--- WHAT IS REQUIRED ---
Please transcribe the data below exactly. Leave the pictures out.

--- RECORDS FOR THE TASK ---

>> start

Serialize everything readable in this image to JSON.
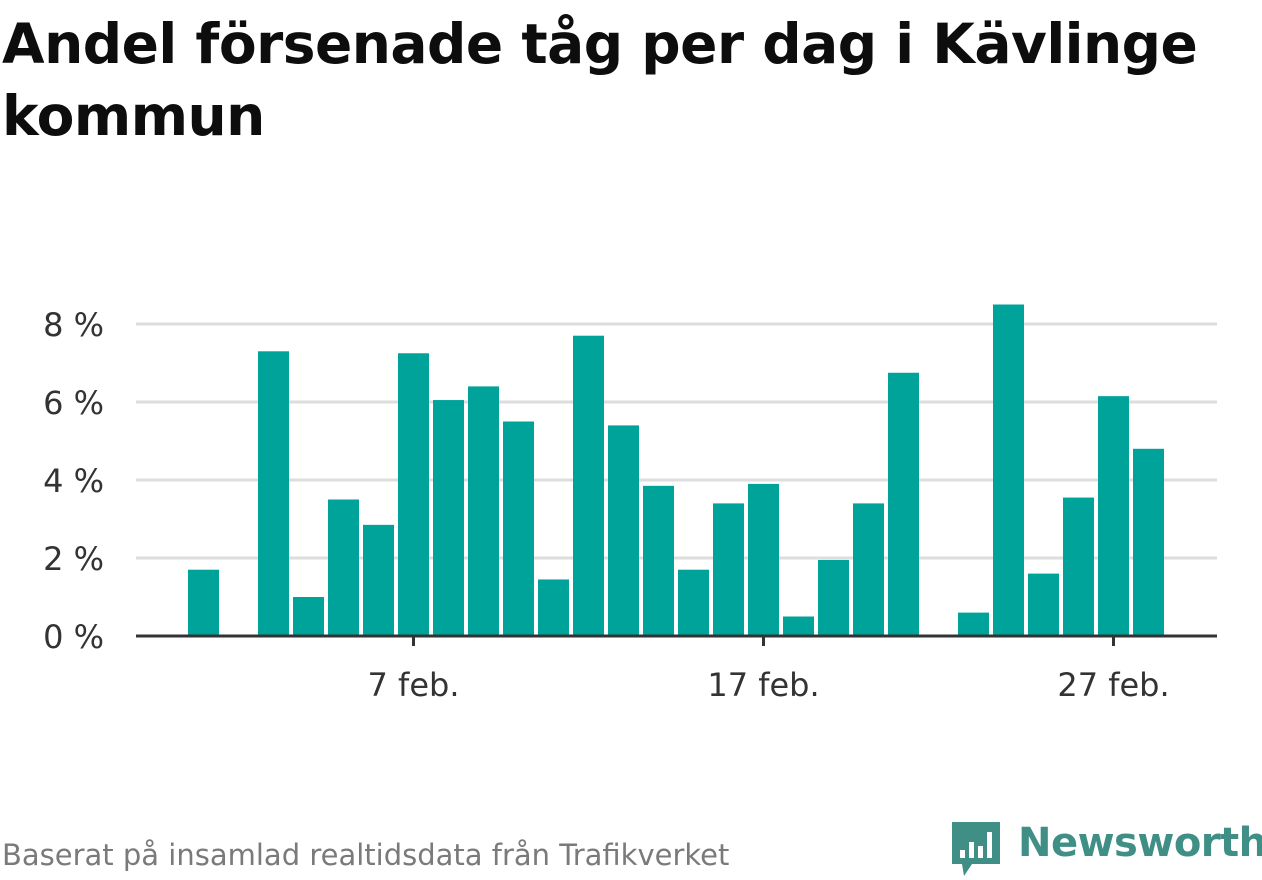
{
  "title": "Andel försenade tåg per dag i Kävlinge kommun",
  "footer": {
    "source": "Baserat på insamlad realtidsdata från Trafikverket"
  },
  "brand": {
    "name": "Newsworthy",
    "logo_icon": "newsworthy-logo-icon",
    "color": "#3f8f86"
  },
  "chart_data": {
    "type": "bar",
    "title": "Andel försenade tåg per dag i Kävlinge kommun",
    "xlabel": "",
    "ylabel": "",
    "bar_color": "#00a39a",
    "ylim": [
      0,
      8.6
    ],
    "grid": true,
    "y_ticks": [
      0,
      2,
      4,
      6,
      8
    ],
    "y_tick_labels": [
      "0 %",
      "2 %",
      "4 %",
      "6 %",
      "8 %"
    ],
    "x_tick_labels": [
      {
        "category": "2025-02-07",
        "label": "7 feb."
      },
      {
        "category": "2025-02-17",
        "label": "17 feb."
      },
      {
        "category": "2025-02-27",
        "label": "27 feb."
      }
    ],
    "categories": [
      "2025-02-01",
      "2025-02-02",
      "2025-02-03",
      "2025-02-04",
      "2025-02-05",
      "2025-02-06",
      "2025-02-07",
      "2025-02-08",
      "2025-02-09",
      "2025-02-10",
      "2025-02-11",
      "2025-02-12",
      "2025-02-13",
      "2025-02-14",
      "2025-02-15",
      "2025-02-16",
      "2025-02-17",
      "2025-02-18",
      "2025-02-19",
      "2025-02-20",
      "2025-02-21",
      "2025-02-22",
      "2025-02-23",
      "2025-02-24",
      "2025-02-25",
      "2025-02-26",
      "2025-02-27",
      "2025-02-28"
    ],
    "values": [
      1.7,
      null,
      7.3,
      1.0,
      3.5,
      2.85,
      7.25,
      6.05,
      6.4,
      5.5,
      1.45,
      7.7,
      5.4,
      3.85,
      1.7,
      3.4,
      3.9,
      0.5,
      1.95,
      3.4,
      6.75,
      null,
      0.6,
      8.5,
      1.6,
      3.55,
      6.15,
      4.8
    ]
  }
}
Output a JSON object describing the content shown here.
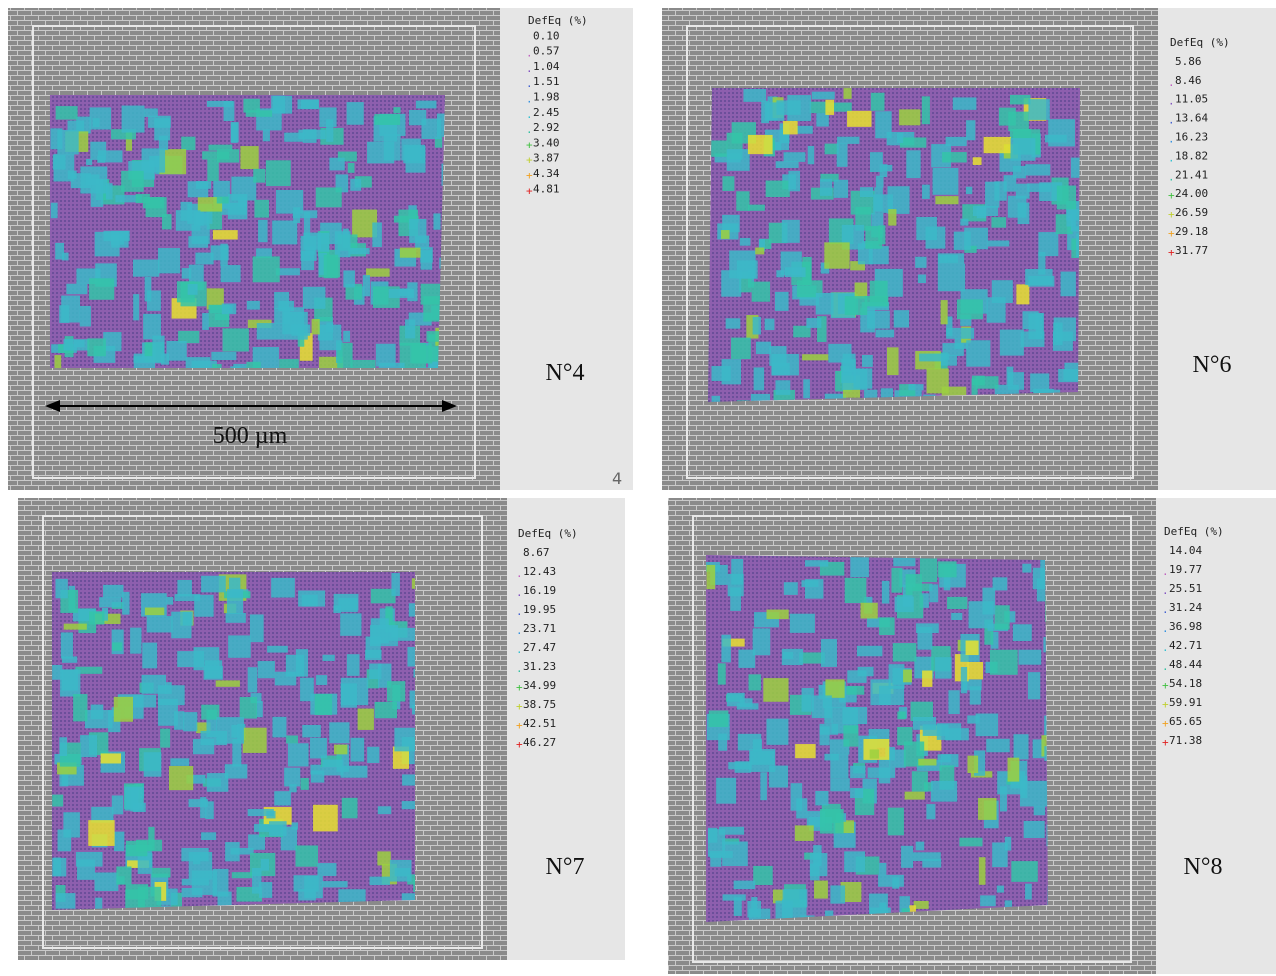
{
  "panels": [
    {
      "legend_title": "DefEq (%)",
      "legend_values": [
        "0.10",
        "0.57",
        "1.04",
        "1.51",
        "1.98",
        "2.45",
        "2.92",
        "3.40",
        "3.87",
        "4.34",
        "4.81"
      ],
      "label": "N°4",
      "scale_bar": "500 µm",
      "corner_mark": "4"
    },
    {
      "legend_title": "DefEq (%)",
      "legend_values": [
        "5.86",
        "8.46",
        "11.05",
        "13.64",
        "16.23",
        "18.82",
        "21.41",
        "24.00",
        "26.59",
        "29.18",
        "31.77"
      ],
      "label": "N°6"
    },
    {
      "legend_title": "DefEq (%)",
      "legend_values": [
        "8.67",
        "12.43",
        "16.19",
        "19.95",
        "23.71",
        "27.47",
        "31.23",
        "34.99",
        "38.75",
        "42.51",
        "46.27"
      ],
      "label": "N°7"
    },
    {
      "legend_title": "DefEq (%)",
      "legend_values": [
        "14.04",
        "19.77",
        "25.51",
        "31.24",
        "36.98",
        "42.71",
        "48.44",
        "54.18",
        "59.91",
        "65.65",
        "71.38"
      ],
      "label": "N°8"
    }
  ]
}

>> end

--- EXERCISE OUTPUT ---
Serialize everything readable in this image to JSON.
{
  "title": "Andel försenade tåg per dag i Kävlinge kommun",
  "footer": {
    "source": "Baserat på insamlad realtidsdata från Trafikverket"
  },
  "brand": {
    "name": "Newsworthy",
    "logo_icon": "newsworthy-logo-icon",
    "color": "#3f8f86"
  },
  "chart_data": {
    "type": "bar",
    "title": "Andel försenade tåg per dag i Kävlinge kommun",
    "xlabel": "",
    "ylabel": "",
    "bar_color": "#00a39a",
    "ylim": [
      0,
      8.6
    ],
    "grid": true,
    "y_ticks": [
      0,
      2,
      4,
      6,
      8
    ],
    "y_tick_labels": [
      "0 %",
      "2 %",
      "4 %",
      "6 %",
      "8 %"
    ],
    "x_tick_labels": [
      {
        "category": "2025-02-07",
        "label": "7 feb."
      },
      {
        "category": "2025-02-17",
        "label": "17 feb."
      },
      {
        "category": "2025-02-27",
        "label": "27 feb."
      }
    ],
    "categories": [
      "2025-02-01",
      "2025-02-02",
      "2025-02-03",
      "2025-02-04",
      "2025-02-05",
      "2025-02-06",
      "2025-02-07",
      "2025-02-08",
      "2025-02-09",
      "2025-02-10",
      "2025-02-11",
      "2025-02-12",
      "2025-02-13",
      "2025-02-14",
      "2025-02-15",
      "2025-02-16",
      "2025-02-17",
      "2025-02-18",
      "2025-02-19",
      "2025-02-20",
      "2025-02-21",
      "2025-02-22",
      "2025-02-23",
      "2025-02-24",
      "2025-02-25",
      "2025-02-26",
      "2025-02-27",
      "2025-02-28"
    ],
    "values": [
      1.7,
      null,
      7.3,
      1.0,
      3.5,
      2.85,
      7.25,
      6.05,
      6.4,
      5.5,
      1.45,
      7.7,
      5.4,
      3.85,
      1.7,
      3.4,
      3.9,
      0.5,
      1.95,
      3.4,
      6.75,
      null,
      0.6,
      8.5,
      1.6,
      3.55,
      6.15,
      4.8
    ]
  }
}
Output a JSON object describing the content shown here.
{
  "panels": [
    {
      "legend_title": "DefEq (%)",
      "legend_values": [
        "0.10",
        "0.57",
        "1.04",
        "1.51",
        "1.98",
        "2.45",
        "2.92",
        "3.40",
        "3.87",
        "4.34",
        "4.81"
      ],
      "label": "N°4",
      "scale_bar": "500 µm",
      "corner_mark": "4"
    },
    {
      "legend_title": "DefEq (%)",
      "legend_values": [
        "5.86",
        "8.46",
        "11.05",
        "13.64",
        "16.23",
        "18.82",
        "21.41",
        "24.00",
        "26.59",
        "29.18",
        "31.77"
      ],
      "label": "N°6"
    },
    {
      "legend_title": "DefEq (%)",
      "legend_values": [
        "8.67",
        "12.43",
        "16.19",
        "19.95",
        "23.71",
        "27.47",
        "31.23",
        "34.99",
        "38.75",
        "42.51",
        "46.27"
      ],
      "label": "N°7"
    },
    {
      "legend_title": "DefEq (%)",
      "legend_values": [
        "14.04",
        "19.77",
        "25.51",
        "31.24",
        "36.98",
        "42.71",
        "48.44",
        "54.18",
        "59.91",
        "65.65",
        "71.38"
      ],
      "label": "N°8"
    }
  ]
}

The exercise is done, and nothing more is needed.